→ MATERIAL FOR THIS TASK:
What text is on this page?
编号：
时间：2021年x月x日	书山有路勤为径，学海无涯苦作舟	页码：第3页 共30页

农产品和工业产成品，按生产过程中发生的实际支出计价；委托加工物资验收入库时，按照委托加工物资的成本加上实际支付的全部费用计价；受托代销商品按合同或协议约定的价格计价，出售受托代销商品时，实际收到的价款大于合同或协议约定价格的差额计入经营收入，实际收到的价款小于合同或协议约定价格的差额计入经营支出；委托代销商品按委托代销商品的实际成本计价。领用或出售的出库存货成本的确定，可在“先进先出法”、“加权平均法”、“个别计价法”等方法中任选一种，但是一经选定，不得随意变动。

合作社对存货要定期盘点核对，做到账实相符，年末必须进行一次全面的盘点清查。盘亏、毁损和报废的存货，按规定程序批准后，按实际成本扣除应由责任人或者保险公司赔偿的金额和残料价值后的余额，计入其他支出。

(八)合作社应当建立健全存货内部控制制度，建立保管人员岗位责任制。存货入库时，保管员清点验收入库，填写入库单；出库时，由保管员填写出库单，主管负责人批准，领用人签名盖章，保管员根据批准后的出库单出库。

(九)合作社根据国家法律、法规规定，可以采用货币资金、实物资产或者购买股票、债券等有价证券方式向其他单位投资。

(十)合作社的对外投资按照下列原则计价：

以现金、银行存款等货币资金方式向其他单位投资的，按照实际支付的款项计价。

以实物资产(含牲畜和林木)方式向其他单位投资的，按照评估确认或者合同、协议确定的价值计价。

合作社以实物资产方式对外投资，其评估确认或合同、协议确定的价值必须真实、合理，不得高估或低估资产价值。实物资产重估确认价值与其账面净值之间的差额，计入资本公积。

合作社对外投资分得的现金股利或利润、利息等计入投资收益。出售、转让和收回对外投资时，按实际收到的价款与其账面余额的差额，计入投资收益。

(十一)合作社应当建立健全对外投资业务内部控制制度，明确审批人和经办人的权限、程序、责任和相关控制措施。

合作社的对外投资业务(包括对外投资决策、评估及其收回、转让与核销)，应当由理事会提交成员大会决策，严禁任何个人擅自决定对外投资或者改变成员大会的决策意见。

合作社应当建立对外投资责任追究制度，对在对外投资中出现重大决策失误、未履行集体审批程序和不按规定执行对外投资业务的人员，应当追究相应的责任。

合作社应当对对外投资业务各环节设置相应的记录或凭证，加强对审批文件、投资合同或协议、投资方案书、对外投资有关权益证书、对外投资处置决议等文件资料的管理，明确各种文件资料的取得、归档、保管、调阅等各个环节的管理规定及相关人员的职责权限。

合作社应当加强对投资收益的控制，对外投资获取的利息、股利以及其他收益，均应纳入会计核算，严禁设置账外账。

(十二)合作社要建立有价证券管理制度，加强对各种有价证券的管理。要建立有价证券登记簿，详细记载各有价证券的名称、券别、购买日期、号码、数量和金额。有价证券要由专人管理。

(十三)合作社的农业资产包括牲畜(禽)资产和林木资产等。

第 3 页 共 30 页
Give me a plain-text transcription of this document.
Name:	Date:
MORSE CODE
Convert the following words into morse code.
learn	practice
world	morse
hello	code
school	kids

→ PROBLEM DESCRIPTION:
The listing above should be transcribed in full, exactly as written.

→ RESULT FOR THIS TASK:
What text is on this page?
编号：
时间：2021年x月x日	书山有路勤为径，学海无涯苦作舟	页码：第3页 共30页

农产品和工业产成品，按生产过程中发生的实际支出计价；委托加工物资验收入库时，按照委托加工物资的成本加上实际支付的全部费用计价；受托代销商品按合同或协议约定的价格计价，出售受托代销商品时，实际收到的价款大于合同或协议约定价格的差额计入经营收入，实际收到的价款小于合同或协议约定价格的差额计入经营支出；委托代销商品按委托代销商品的实际成本计价。领用或出售的出库存货成本的确定，可在“先进先出法”、“加权平均法”、“个别计价法”等方法中任选一种，但是一经选定，不得随意变动。

合作社对存货要定期盘点核对，做到账实相符，年末必须进行一次全面的盘点清查。盘亏、毁损和报废的存货，按规定程序批准后，按实际成本扣除应由责任人或者保险公司赔偿的金额和残料价值后的余额，计入其他支出。

(八)合作社应当建立健全存货内部控制制度，建立保管人员岗位责任制。存货入库时，保管员清点验收入库，填写入库单；出库时，由保管员填写出库单，主管负责人批准，领用人签名盖章，保管员根据批准后的出库单出库。

(九)合作社根据国家法律、法规规定，可以采用货币资金、实物资产或者购买股票、债券等有价证券方式向其他单位投资。

(十)合作社的对外投资按照下列原则计价：

以现金、银行存款等货币资金方式向其他单位投资的，按照实际支付的款项计价。

以实物资产(含牲畜和林木)方式向其他单位投资的，按照评估确认或者合同、协议确定的价值计价。

合作社以实物资产方式对外投资，其评估确认或合同、协议确定的价值必须真实、合理，不得高估或低估资产价值。实物资产重估确认价值与其账面净值之间的差额，计入资本公积。

合作社对外投资分得的现金股利或利润、利息等计入投资收益。出售、转让和收回对外投资时，按实际收到的价款与其账面余额的差额，计入投资收益。

(十一)合作社应当建立健全对外投资业务内部控制制度，明确审批人和经办人的权限、程序、责任和相关控制措施。

合作社的对外投资业务(包括对外投资决策、评估及其收回、转让与核销)，应当由理事会提交成员大会决策，严禁任何个人擅自决定对外投资或者改变成员大会的决策意见。

合作社应当建立对外投资责任追究制度，对在对外投资中出现重大决策失误、未履行集体审批程序和不按规定执行对外投资业务的人员，应当追究相应的责任。

合作社应当对对外投资业务各环节设置相应的记录或凭证，加强对审批文件、投资合同或协议、投资方案书、对外投资有关权益证书、对外投资处置决议等文件资料的管理，明确各种文件资料的取得、归档、保管、调阅等各个环节的管理规定及相关人员的职责权限。

合作社应当加强对投资收益的控制，对外投资获取的利息、股利以及其他收益，均应纳入会计核算，严禁设置账外账。

(十二)合作社要建立有价证券管理制度，加强对各种有价证券的管理。要建立有价证券登记簿，详细记载各有价证券的名称、券别、购买日期、号码、数量和金额。有价证券要由专人管理。

(十三)合作社的农业资产包括牲畜(禽)资产和林木资产等。

第 3 页 共 30 页
Give me a plain-text transcription of this document.
Name:	Date:
MORSE CODE
Convert the following words into morse code.
learn	practice
world	morse
hello	code
school	kids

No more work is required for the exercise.